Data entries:

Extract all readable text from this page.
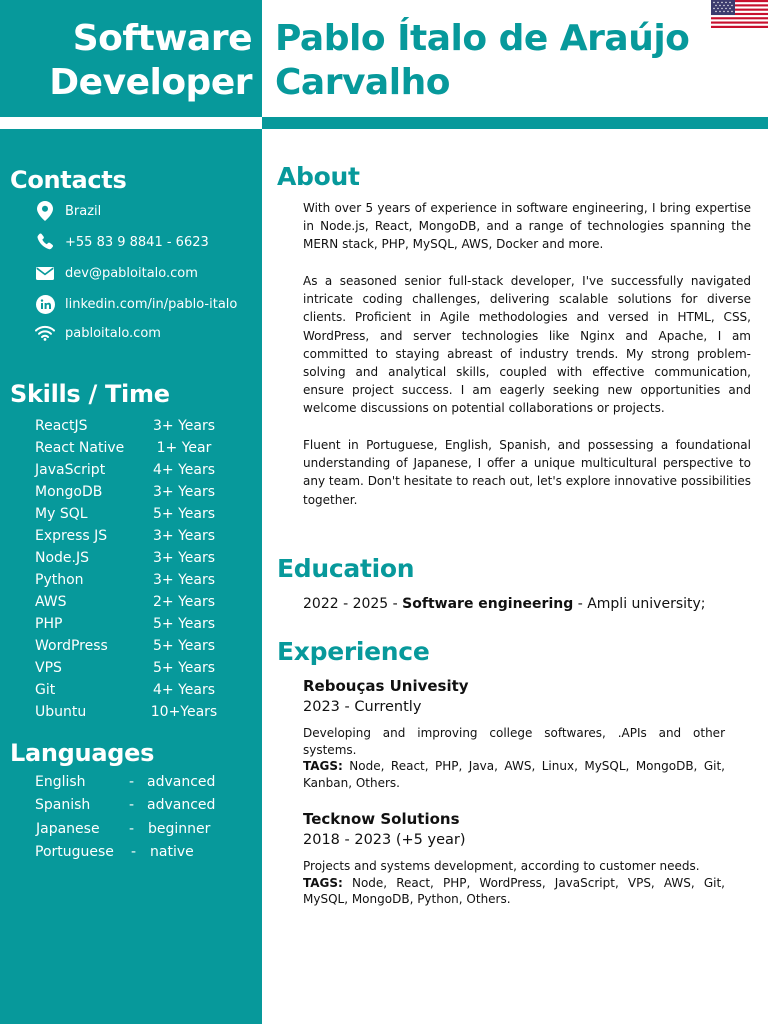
Software
Developer
Contacts
Brazil
+55 83 9 8841 - 6623
dev@pabloitalo.com
linkedin.com/in/pablo-italo
pabloitalo.com
Skills / Time
ReactJS	3+ Years
React Native	1+ Year
JavaScript	4+ Years
MongoDB	3+ Years
My SQL	5+ Years
Express JS	3+ Years
Node.JS	3+ Years
Python	3+ Years
AWS	2+ Years
PHP	5+ Years
WordPress	5+ Years
VPS	5+ Years
Git	4+ Years
Ubuntu	10+Years
Languages
English	- advanced
Spanish	- advanced
Japanese - beginner
Portuguese - native
Pablo Ítalo de Araújo
Carvalho
About

With over 5 years of experience in software engineering, I bring expertise in Node.js, React, MongoDB, and a range of technologies spanning the MERN stack, PHP, MySQL, AWS, Docker and more.

As a seasoned senior full-stack developer, I've successfully navigated intricate coding challenges, delivering scalable solutions for diverse clients. Proficient in Agile methodologies and versed in HTML, CSS, WordPress, and server technologies like Nginx and Apache, I am committed to staying abreast of industry trends. My strong problem-solving and analytical skills, coupled with effective communication, ensure project success. I am eagerly seeking new opportunities and welcome discussions on potential collaborations or projects.

Fluent in Portuguese, English, Spanish, and possessing a foundational understanding of Japanese, I offer a unique multicultural perspective to any team. Don't hesitate to reach out, let's explore innovative possibilities together.

Education
2022 - 2025 - Software engineering - Ampli university;
Experience
Rebouças Univesity
2023 - Currently

Developing and improving college softwares, .APIs and other systems.
TAGS: Node, React, PHP, Java, AWS, Linux, MySQL, MongoDB, Git, Kanban, Others.

Tecknow Solutions
2018 - 2023 (+5 year)

Projects and systems development, according to customer needs.
TAGS: Node, React, PHP, WordPress, JavaScript, VPS, AWS, Git, MySQL, MongoDB, Python, Others.
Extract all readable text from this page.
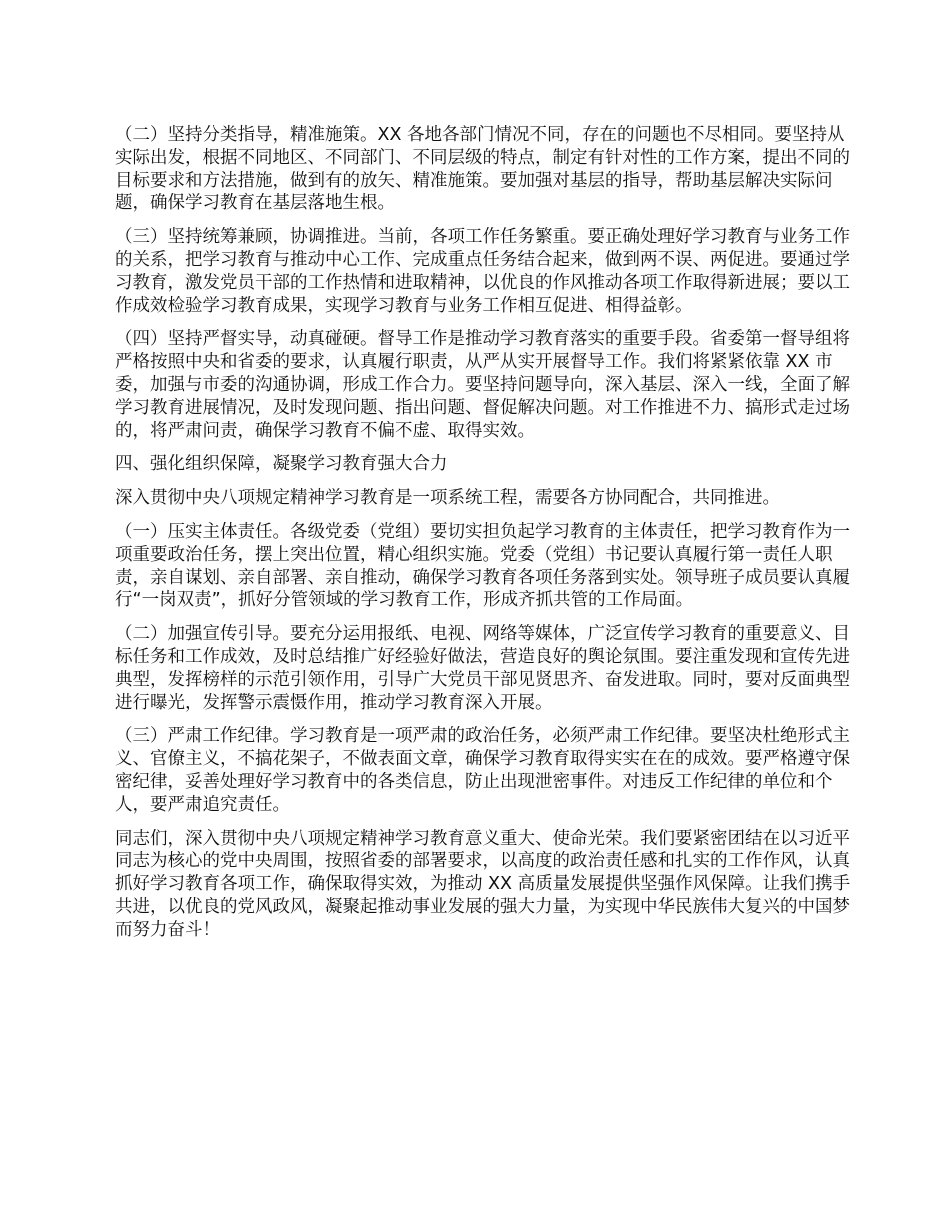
（二）坚持分类指导，精准施策。XX 各地各部门情况不同，存在的问题也不尽相同。要坚持从实际出发，根据不同地区、不同部门、不同层级的特点，制定有针对性的工作方案，提出不同的目标要求和方法措施，做到有的放矢、精准施策。要加强对基层的指导，帮助基层解决实际问题，确保学习教育在基层落地生根。

（三）坚持统筹兼顾，协调推进。当前，各项工作任务繁重。要正确处理好学习教育与业务工作的关系，把学习教育与推动中心工作、完成重点任务结合起来，做到两不误、两促进。要通过学习教育，激发党员干部的工作热情和进取精神，以优良的作风推动各项工作取得新进展；要以工作成效检验学习教育成果，实现学习教育与业务工作相互促进、相得益彰。

（四）坚持严督实导，动真碰硬。督导工作是推动学习教育落实的重要手段。省委第一督导组将严格按照中央和省委的要求，认真履行职责，从严从实开展督导工作。我们将紧紧依靠 XX 市委，加强与市委的沟通协调，形成工作合力。要坚持问题导向，深入基层、深入一线，全面了解学习教育进展情况，及时发现问题、指出问题、督促解决问题。对工作推进不力、搞形式走过场的，将严肃问责，确保学习教育不偏不虚、取得实效。

四、强化组织保障，凝聚学习教育强大合力

深入贯彻中央八项规定精神学习教育是一项系统工程，需要各方协同配合，共同推进。

（一）压实主体责任。各级党委（党组）要切实担负起学习教育的主体责任，把学习教育作为一项重要政治任务，摆上突出位置，精心组织实施。党委（党组）书记要认真履行第一责任人职责，亲自谋划、亲自部署、亲自推动，确保学习教育各项任务落到实处。领导班子成员要认真履行“一岗双责”，抓好分管领域的学习教育工作，形成齐抓共管的工作局面。

（二）加强宣传引导。要充分运用报纸、电视、网络等媒体，广泛宣传学习教育的重要意义、目标任务和工作成效，及时总结推广好经验好做法，营造良好的舆论氛围。要注重发现和宣传先进典型，发挥榜样的示范引领作用，引导广大党员干部见贤思齐、奋发进取。同时，要对反面典型进行曝光，发挥警示震慑作用，推动学习教育深入开展。

（三）严肃工作纪律。学习教育是一项严肃的政治任务，必须严肃工作纪律。要坚决杜绝形式主义、官僚主义，不搞花架子，不做表面文章，确保学习教育取得实实在在的成效。要严格遵守保密纪律，妥善处理好学习教育中的各类信息，防止出现泄密事件。对违反工作纪律的单位和个人，要严肃追究责任。

同志们，深入贯彻中央八项规定精神学习教育意义重大、使命光荣。我们要紧密团结在以习近平同志为核心的党中央周围，按照省委的部署要求，以高度的政治责任感和扎实的工作作风，认真抓好学习教育各项工作，确保取得实效，为推动 XX 高质量发展提供坚强作风保障。让我们携手共进，以优良的党风政风，凝聚起推动事业发展的强大力量，为实现中华民族伟大复兴的中国梦而努力奋斗！
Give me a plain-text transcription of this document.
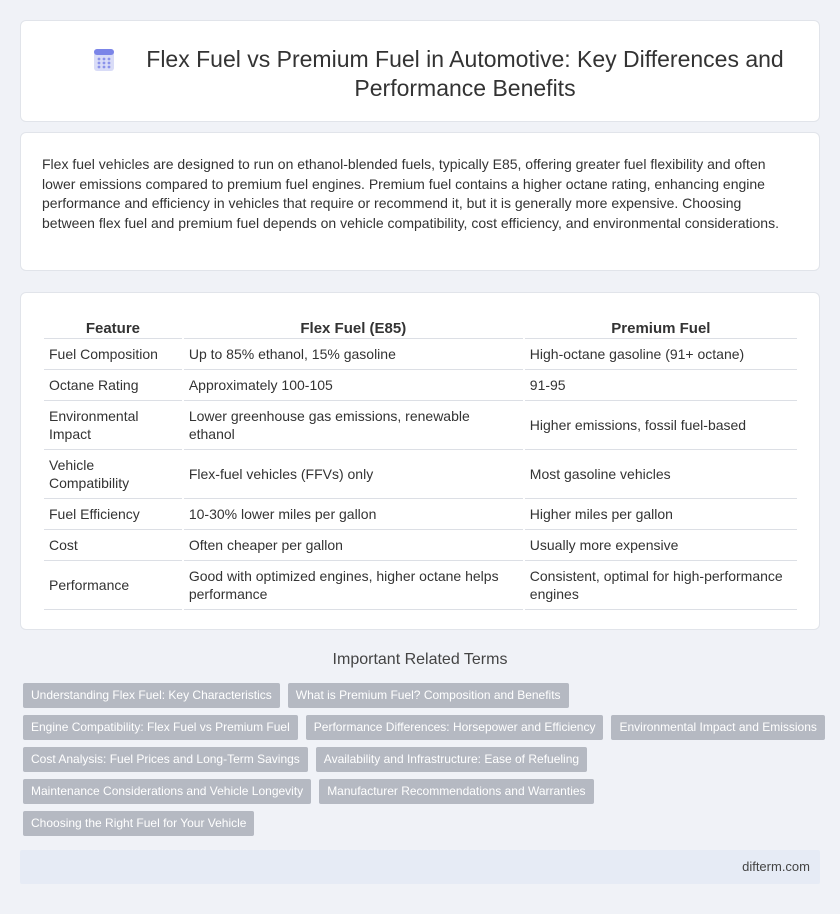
Flex Fuel vs Premium Fuel in Automotive: Key Differences and Performance Benefits

Flex fuel vehicles are designed to run on ethanol-blended fuels, typically E85, offering greater fuel flexibility and often lower emissions compared to premium fuel engines. Premium fuel contains a higher octane rating, enhancing engine performance and efficiency in vehicles that require or recommend it, but it is generally more expensive. Choosing between flex fuel and premium fuel depends on vehicle compatibility, cost efficiency, and environmental considerations.

Feature	Flex Fuel (E85)	Premium Fuel
Fuel Composition	Up to 85% ethanol, 15% gasoline	High-octane gasoline (91+ octane)
Octane Rating	Approximately 100-105	91-95
Environmental Impact	Lower greenhouse gas emissions, renewable ethanol	Higher emissions, fossil fuel-based
Vehicle Compatibility	Flex-fuel vehicles (FFVs) only	Most gasoline vehicles
Fuel Efficiency	10-30% lower miles per gallon	Higher miles per gallon
Cost	Often cheaper per gallon	Usually more expensive
Performance	Good with optimized engines, higher octane helps performance	Consistent, optimal for high-performance engines
Important Related Terms
Understanding Flex Fuel: Key Characteristics	What is Premium Fuel? Composition and Benefits
Engine Compatibility: Flex Fuel vs Premium Fuel	Performance Differences: Horsepower and Efficiency	Environmental Impact and Emissions
Cost Analysis: Fuel Prices and Long-Term Savings	Availability and Infrastructure: Ease of Refueling
Maintenance Considerations and Vehicle Longevity	Manufacturer Recommendations and Warranties
Choosing the Right Fuel for Your Vehicle
difterm.com
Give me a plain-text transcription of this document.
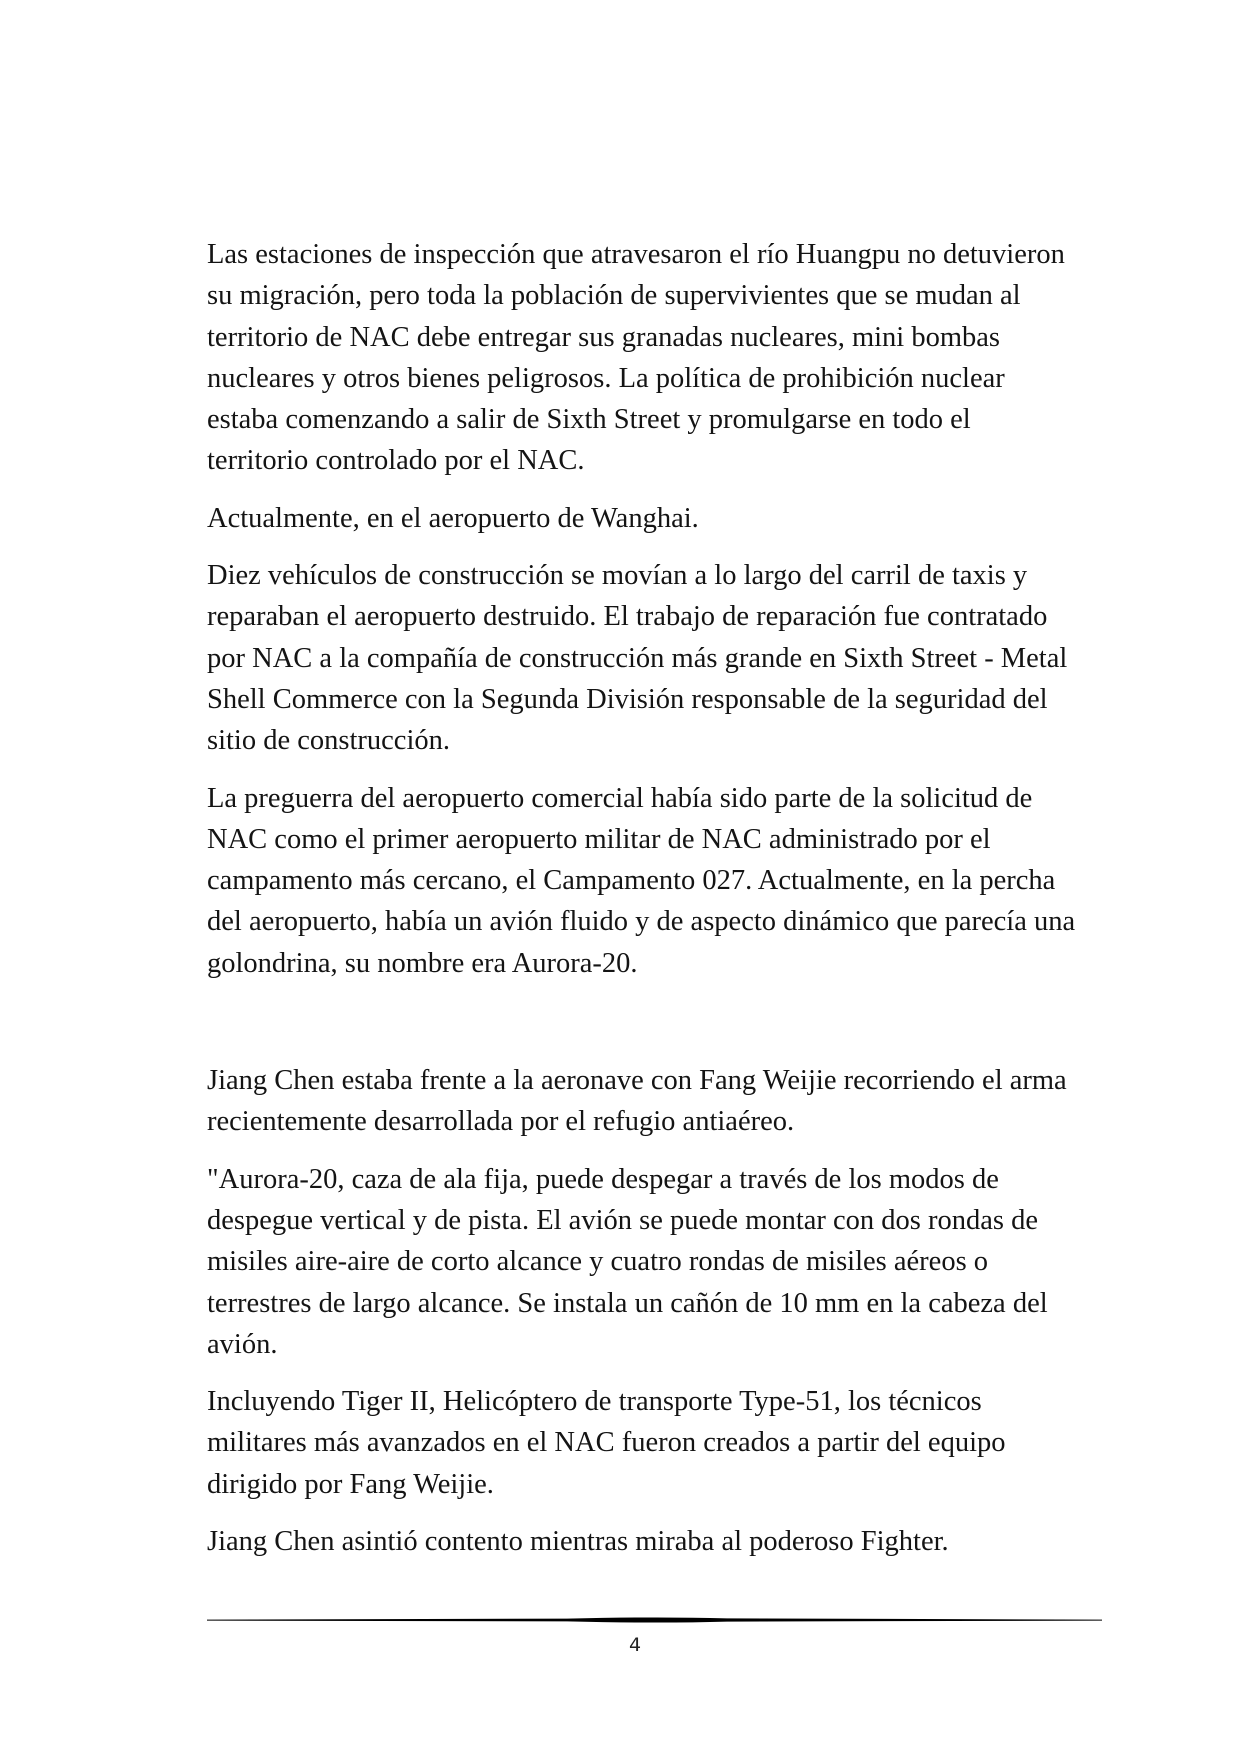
Las estaciones de inspección que atravesaron el río Huangpu no detuvieron su migración, pero toda la población de supervivientes que se mudan al territorio de NAC debe entregar sus granadas nucleares, mini bombas nucleares y otros bienes peligrosos. La política de prohibición nuclear estaba comenzando a salir de Sixth Street y promulgarse en todo el territorio controlado por el NAC.

Actualmente, en el aeropuerto de Wanghai.

Diez vehículos de construcción se movían a lo largo del carril de taxis y reparaban el aeropuerto destruido. El trabajo de reparación fue contratado por NAC a la compañía de construcción más grande en Sixth Street - Metal Shell Commerce con la Segunda División responsable de la seguridad del sitio de construcción.

La preguerra del aeropuerto comercial había sido parte de la solicitud de NAC como el primer aeropuerto militar de NAC administrado por el campamento más cercano, el Campamento 027. Actualmente, en la percha del aeropuerto, había un avión fluido y de aspecto dinámico que parecía una golondrina, su nombre era Aurora-20.

Jiang Chen estaba frente a la aeronave con Fang Weijie recorriendo el arma recientemente desarrollada por el refugio antiaéreo.

"Aurora-20, caza de ala fija, puede despegar a través de los modos de despegue vertical y de pista. El avión se puede montar con dos rondas de misiles aire-aire de corto alcance y cuatro rondas de misiles aéreos o terrestres de largo alcance. Se instala un cañón de 10 mm en la cabeza del avión.

Incluyendo Tiger II, Helicóptero de transporte Type-51, los técnicos militares más avanzados en el NAC fueron creados a partir del equipo dirigido por Fang Weijie.

Jiang Chen asintió contento mientras miraba al poderoso Fighter.

4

_Problem to solve_. State how many lines of the material contain the string "Fang", with no other words.

_Task output_. 2